__To be done__
Where the string "given" occurs in the material below, report the whole line.

__Dataset extract__
* BEGIN *

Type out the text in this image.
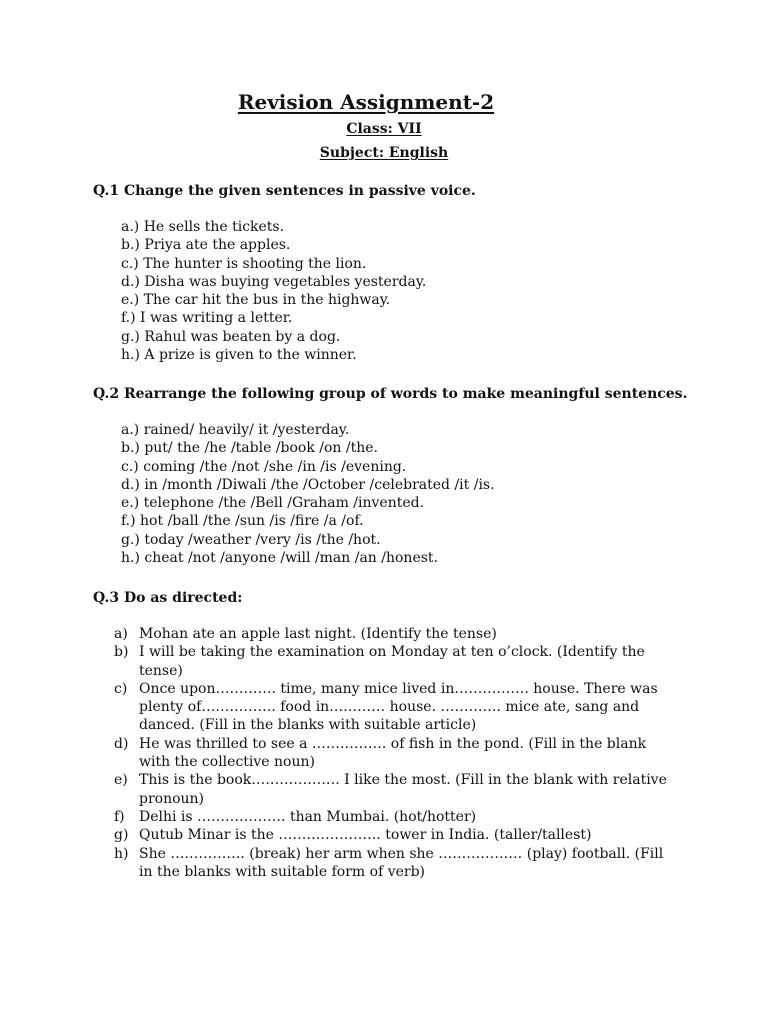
Revision Assignment-2
Class: VII
Subject: English
Q.1 Change the given sentences in passive voice.
a.) He sells the tickets.
b.) Priya ate the apples.
c.) The hunter is shooting the lion.
d.) Disha was buying vegetables yesterday.
e.) The car hit the bus in the highway.
f.) I was writing a letter.
g.) Rahul was beaten by a dog.
h.) A prize is given to the winner.
Q.2 Rearrange the following group of words to make meaningful sentences.
a.) rained/ heavily/ it /yesterday.
b.) put/ the /he /table /book /on /the.
c.) coming /the /not /she /in /is /evening.
d.) in /month /Diwali /the /October /celebrated /it /is.
e.) telephone /the /Bell /Graham /invented.
f.) hot /ball /the /sun /is /fire /a /of.
g.) today /weather /very /is /the /hot.
h.) cheat /not /anyone /will /man /an /honest.
Q.3 Do as directed:
a) Mohan ate an apple last night. (Identify the tense)
b) I will be taking the examination on Monday at ten o’clock. (Identify the tense)
c) Once upon…………. time, many mice lived in……………. house. There was plenty of……………. food in………… house. …………. mice ate, sang and danced. (Fill in the blanks with suitable article)
d) He was thrilled to see a ……………. of fish in the pond. (Fill in the blank with the collective noun)
e) This is the book………………. I like the most. (Fill in the blank with relative pronoun)
f)	Delhi is ………………. than Mumbai. (hot/hotter)
g) Qutub Minar is the …………………. tower in India. (taller/tallest)
h) She ……………. (break) her arm when she ……………… (play) football. (Fill in the blanks with suitable form of verb)
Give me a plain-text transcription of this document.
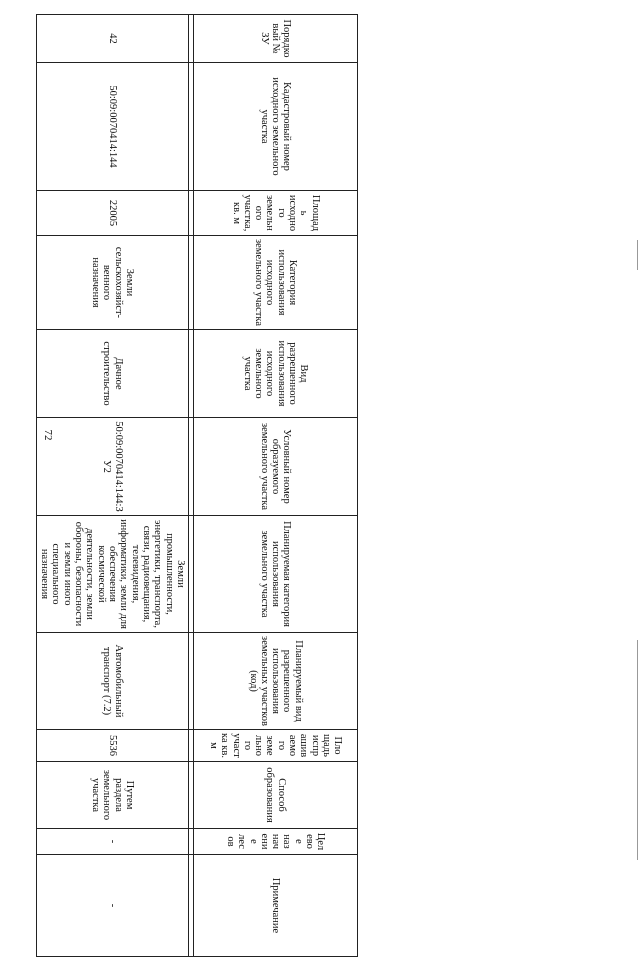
72
Порядковый № ЗУ	Кадастровый номер исходного земельного участка	Площадь исходного земельного участка, кв. м	Категория использования исходного земельного участка	Вид разрешенного использования исходного земельного участка	Условный номер образуемого земельного участка	Планируемая категория использования земельного участка	Планируемый вид разрешенного использования земельных участков (код)	Площадь испрашиваемого земельного участка кв. м	Способ образования	Целевое назначение лесов	Примечание

42	50:09:0070414:144	22005	Земли сельскохозяйст-венного назначения	Дачное строительство	50:09:0070414:144:ЗУ2	Земли промышленности, энергетики, транспорта, связи, радиовещания, телевидения, информатики, земли для обеспечения космической деятельности, земли обороны, безопасности и земли иного специального назначения	Автомобильный транспорт (7.2)	5536	Путем раздела земельного участка	-	-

* END *

__Response__
Q.1 Change the given sentences in passive voice.
h.) A prize is given to the winner.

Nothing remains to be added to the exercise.